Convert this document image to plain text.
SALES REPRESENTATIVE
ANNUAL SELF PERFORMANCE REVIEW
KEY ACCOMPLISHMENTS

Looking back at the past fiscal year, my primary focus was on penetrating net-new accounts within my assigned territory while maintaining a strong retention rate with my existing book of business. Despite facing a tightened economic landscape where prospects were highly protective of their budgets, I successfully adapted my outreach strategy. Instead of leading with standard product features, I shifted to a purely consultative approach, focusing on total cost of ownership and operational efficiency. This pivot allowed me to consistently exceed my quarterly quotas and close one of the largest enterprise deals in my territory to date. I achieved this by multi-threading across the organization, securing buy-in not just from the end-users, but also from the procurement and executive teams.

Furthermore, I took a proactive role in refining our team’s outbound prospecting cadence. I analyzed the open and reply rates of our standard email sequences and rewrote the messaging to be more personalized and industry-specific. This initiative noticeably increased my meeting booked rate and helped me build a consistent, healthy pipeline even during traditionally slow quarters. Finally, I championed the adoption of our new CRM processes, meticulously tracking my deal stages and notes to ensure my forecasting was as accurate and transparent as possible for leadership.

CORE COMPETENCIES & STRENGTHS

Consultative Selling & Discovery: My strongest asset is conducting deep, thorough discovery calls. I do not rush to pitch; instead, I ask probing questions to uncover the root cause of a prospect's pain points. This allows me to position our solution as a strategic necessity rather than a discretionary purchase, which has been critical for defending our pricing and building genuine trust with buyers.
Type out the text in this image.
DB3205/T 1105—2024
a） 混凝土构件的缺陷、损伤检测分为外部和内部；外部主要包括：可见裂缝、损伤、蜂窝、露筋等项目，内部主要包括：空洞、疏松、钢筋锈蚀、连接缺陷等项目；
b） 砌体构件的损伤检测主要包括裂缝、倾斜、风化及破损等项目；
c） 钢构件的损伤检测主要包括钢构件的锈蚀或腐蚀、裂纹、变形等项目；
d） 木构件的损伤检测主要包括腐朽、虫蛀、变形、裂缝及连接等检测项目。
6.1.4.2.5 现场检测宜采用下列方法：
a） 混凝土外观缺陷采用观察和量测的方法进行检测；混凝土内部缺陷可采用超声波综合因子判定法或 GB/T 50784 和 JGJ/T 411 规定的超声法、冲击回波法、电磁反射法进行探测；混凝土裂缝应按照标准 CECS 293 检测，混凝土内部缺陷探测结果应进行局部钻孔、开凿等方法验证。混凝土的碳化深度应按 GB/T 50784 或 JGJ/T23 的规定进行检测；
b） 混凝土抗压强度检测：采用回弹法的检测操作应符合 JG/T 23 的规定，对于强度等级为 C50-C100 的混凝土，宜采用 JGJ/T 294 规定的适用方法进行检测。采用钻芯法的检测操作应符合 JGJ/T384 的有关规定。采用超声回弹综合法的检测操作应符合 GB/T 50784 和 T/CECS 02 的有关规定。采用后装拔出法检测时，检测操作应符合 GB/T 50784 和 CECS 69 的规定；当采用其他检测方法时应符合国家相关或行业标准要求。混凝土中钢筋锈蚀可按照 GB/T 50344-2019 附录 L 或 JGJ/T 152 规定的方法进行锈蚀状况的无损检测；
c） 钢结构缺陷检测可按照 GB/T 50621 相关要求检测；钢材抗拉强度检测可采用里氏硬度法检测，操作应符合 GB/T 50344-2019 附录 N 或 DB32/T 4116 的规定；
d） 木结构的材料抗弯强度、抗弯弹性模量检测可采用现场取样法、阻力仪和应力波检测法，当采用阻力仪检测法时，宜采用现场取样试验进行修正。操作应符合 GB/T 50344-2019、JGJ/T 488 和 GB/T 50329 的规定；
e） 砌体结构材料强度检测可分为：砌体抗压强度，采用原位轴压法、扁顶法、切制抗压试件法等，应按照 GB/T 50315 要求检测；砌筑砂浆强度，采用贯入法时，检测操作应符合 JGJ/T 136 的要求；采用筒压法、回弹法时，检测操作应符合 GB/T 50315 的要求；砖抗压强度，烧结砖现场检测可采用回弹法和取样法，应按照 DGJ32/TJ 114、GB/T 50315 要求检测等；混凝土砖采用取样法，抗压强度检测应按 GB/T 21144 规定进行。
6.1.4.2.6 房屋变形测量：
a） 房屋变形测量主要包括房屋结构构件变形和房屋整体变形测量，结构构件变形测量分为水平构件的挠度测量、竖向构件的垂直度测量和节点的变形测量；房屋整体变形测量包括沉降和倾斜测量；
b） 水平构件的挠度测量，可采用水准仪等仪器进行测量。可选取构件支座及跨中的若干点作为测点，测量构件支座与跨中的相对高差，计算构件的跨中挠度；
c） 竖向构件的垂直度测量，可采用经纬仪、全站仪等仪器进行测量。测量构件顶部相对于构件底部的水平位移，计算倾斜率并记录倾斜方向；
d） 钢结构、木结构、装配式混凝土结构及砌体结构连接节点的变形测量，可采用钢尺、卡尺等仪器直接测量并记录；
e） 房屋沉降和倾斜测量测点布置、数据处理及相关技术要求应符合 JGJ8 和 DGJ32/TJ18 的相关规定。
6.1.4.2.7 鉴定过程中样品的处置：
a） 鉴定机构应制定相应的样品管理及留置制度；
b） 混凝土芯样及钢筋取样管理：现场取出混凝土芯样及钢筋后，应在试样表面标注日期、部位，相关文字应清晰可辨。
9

■ **TASK**
Make an exact copy of the records.

■ **SOLVED PROBLEM**
Convert this document image to plain text.
SALES REPRESENTATIVE
ANNUAL SELF PERFORMANCE REVIEW
KEY ACCOMPLISHMENTS

Looking back at the past fiscal year, my primary focus was on penetrating net-new accounts within my assigned territory while maintaining a strong retention rate with my existing book of business. Despite facing a tightened economic landscape where prospects were highly protective of their budgets, I successfully adapted my outreach strategy. Instead of leading with standard product features, I shifted to a purely consultative approach, focusing on total cost of ownership and operational efficiency. This pivot allowed me to consistently exceed my quarterly quotas and close one of the largest enterprise deals in my territory to date. I achieved this by multi-threading across the organization, securing buy-in not just from the end-users, but also from the procurement and executive teams.

Furthermore, I took a proactive role in refining our team’s outbound prospecting cadence. I analyzed the open and reply rates of our standard email sequences and rewrote the messaging to be more personalized and industry-specific. This initiative noticeably increased my meeting booked rate and helped me build a consistent, healthy pipeline even during traditionally slow quarters. Finally, I championed the adoption of our new CRM processes, meticulously tracking my deal stages and notes to ensure my forecasting was as accurate and transparent as possible for leadership.

CORE COMPETENCIES & STRENGTHS

Consultative Selling & Discovery: My strongest asset is conducting deep, thorough discovery calls. I do not rush to pitch; instead, I ask probing questions to uncover the root cause of a prospect's pain points. This allows me to position our solution as a strategic necessity rather than a discretionary purchase, which has been critical for defending our pricing and building genuine trust with buyers.
Type out the text in this image.
DB3205/T 1105—2024
a） 混凝土构件的缺陷、损伤检测分为外部和内部；外部主要包括：可见裂缝、损伤、蜂窝、露筋等项目，内部主要包括：空洞、疏松、钢筋锈蚀、连接缺陷等项目；
b） 砌体构件的损伤检测主要包括裂缝、倾斜、风化及破损等项目；
c） 钢构件的损伤检测主要包括钢构件的锈蚀或腐蚀、裂纹、变形等项目；
d） 木构件的损伤检测主要包括腐朽、虫蛀、变形、裂缝及连接等检测项目。
6.1.4.2.5 现场检测宜采用下列方法：
a） 混凝土外观缺陷采用观察和量测的方法进行检测；混凝土内部缺陷可采用超声波综合因子判定法或 GB/T 50784 和 JGJ/T 411 规定的超声法、冲击回波法、电磁反射法进行探测；混凝土裂缝应按照标准 CECS 293 检测，混凝土内部缺陷探测结果应进行局部钻孔、开凿等方法验证。混凝土的碳化深度应按 GB/T 50784 或 JGJ/T23 的规定进行检测；
b） 混凝土抗压强度检测：采用回弹法的检测操作应符合 JG/T 23 的规定，对于强度等级为 C50-C100 的混凝土，宜采用 JGJ/T 294 规定的适用方法进行检测。采用钻芯法的检测操作应符合 JGJ/T384 的有关规定。采用超声回弹综合法的检测操作应符合 GB/T 50784 和 T/CECS 02 的有关规定。采用后装拔出法检测时，检测操作应符合 GB/T 50784 和 CECS 69 的规定；当采用其他检测方法时应符合国家相关或行业标准要求。混凝土中钢筋锈蚀可按照 GB/T 50344-2019 附录 L 或 JGJ/T 152 规定的方法进行锈蚀状况的无损检测；
c） 钢结构缺陷检测可按照 GB/T 50621 相关要求检测；钢材抗拉强度检测可采用里氏硬度法检测，操作应符合 GB/T 50344-2019 附录 N 或 DB32/T 4116 的规定；
d） 木结构的材料抗弯强度、抗弯弹性模量检测可采用现场取样法、阻力仪和应力波检测法，当采用阻力仪检测法时，宜采用现场取样试验进行修正。操作应符合 GB/T 50344-2019、JGJ/T 488 和 GB/T 50329 的规定；
e） 砌体结构材料强度检测可分为：砌体抗压强度，采用原位轴压法、扁顶法、切制抗压试件法等，应按照 GB/T 50315 要求检测；砌筑砂浆强度，采用贯入法时，检测操作应符合 JGJ/T 136 的要求；采用筒压法、回弹法时，检测操作应符合 GB/T 50315 的要求；砖抗压强度，烧结砖现场检测可采用回弹法和取样法，应按照 DGJ32/TJ 114、GB/T 50315 要求检测等；混凝土砖采用取样法，抗压强度检测应按 GB/T 21144 规定进行。
6.1.4.2.6 房屋变形测量：
a） 房屋变形测量主要包括房屋结构构件变形和房屋整体变形测量，结构构件变形测量分为水平构件的挠度测量、竖向构件的垂直度测量和节点的变形测量；房屋整体变形测量包括沉降和倾斜测量；
b） 水平构件的挠度测量，可采用水准仪等仪器进行测量。可选取构件支座及跨中的若干点作为测点，测量构件支座与跨中的相对高差，计算构件的跨中挠度；
c） 竖向构件的垂直度测量，可采用经纬仪、全站仪等仪器进行测量。测量构件顶部相对于构件底部的水平位移，计算倾斜率并记录倾斜方向；
d） 钢结构、木结构、装配式混凝土结构及砌体结构连接节点的变形测量，可采用钢尺、卡尺等仪器直接测量并记录；
e） 房屋沉降和倾斜测量测点布置、数据处理及相关技术要求应符合 JGJ8 和 DGJ32/TJ18 的相关规定。
6.1.4.2.7 鉴定过程中样品的处置：
a） 鉴定机构应制定相应的样品管理及留置制度；
b） 混凝土芯样及钢筋取样管理：现场取出混凝土芯样及钢筋后，应在试样表面标注日期、部位，相关文字应清晰可辨。
9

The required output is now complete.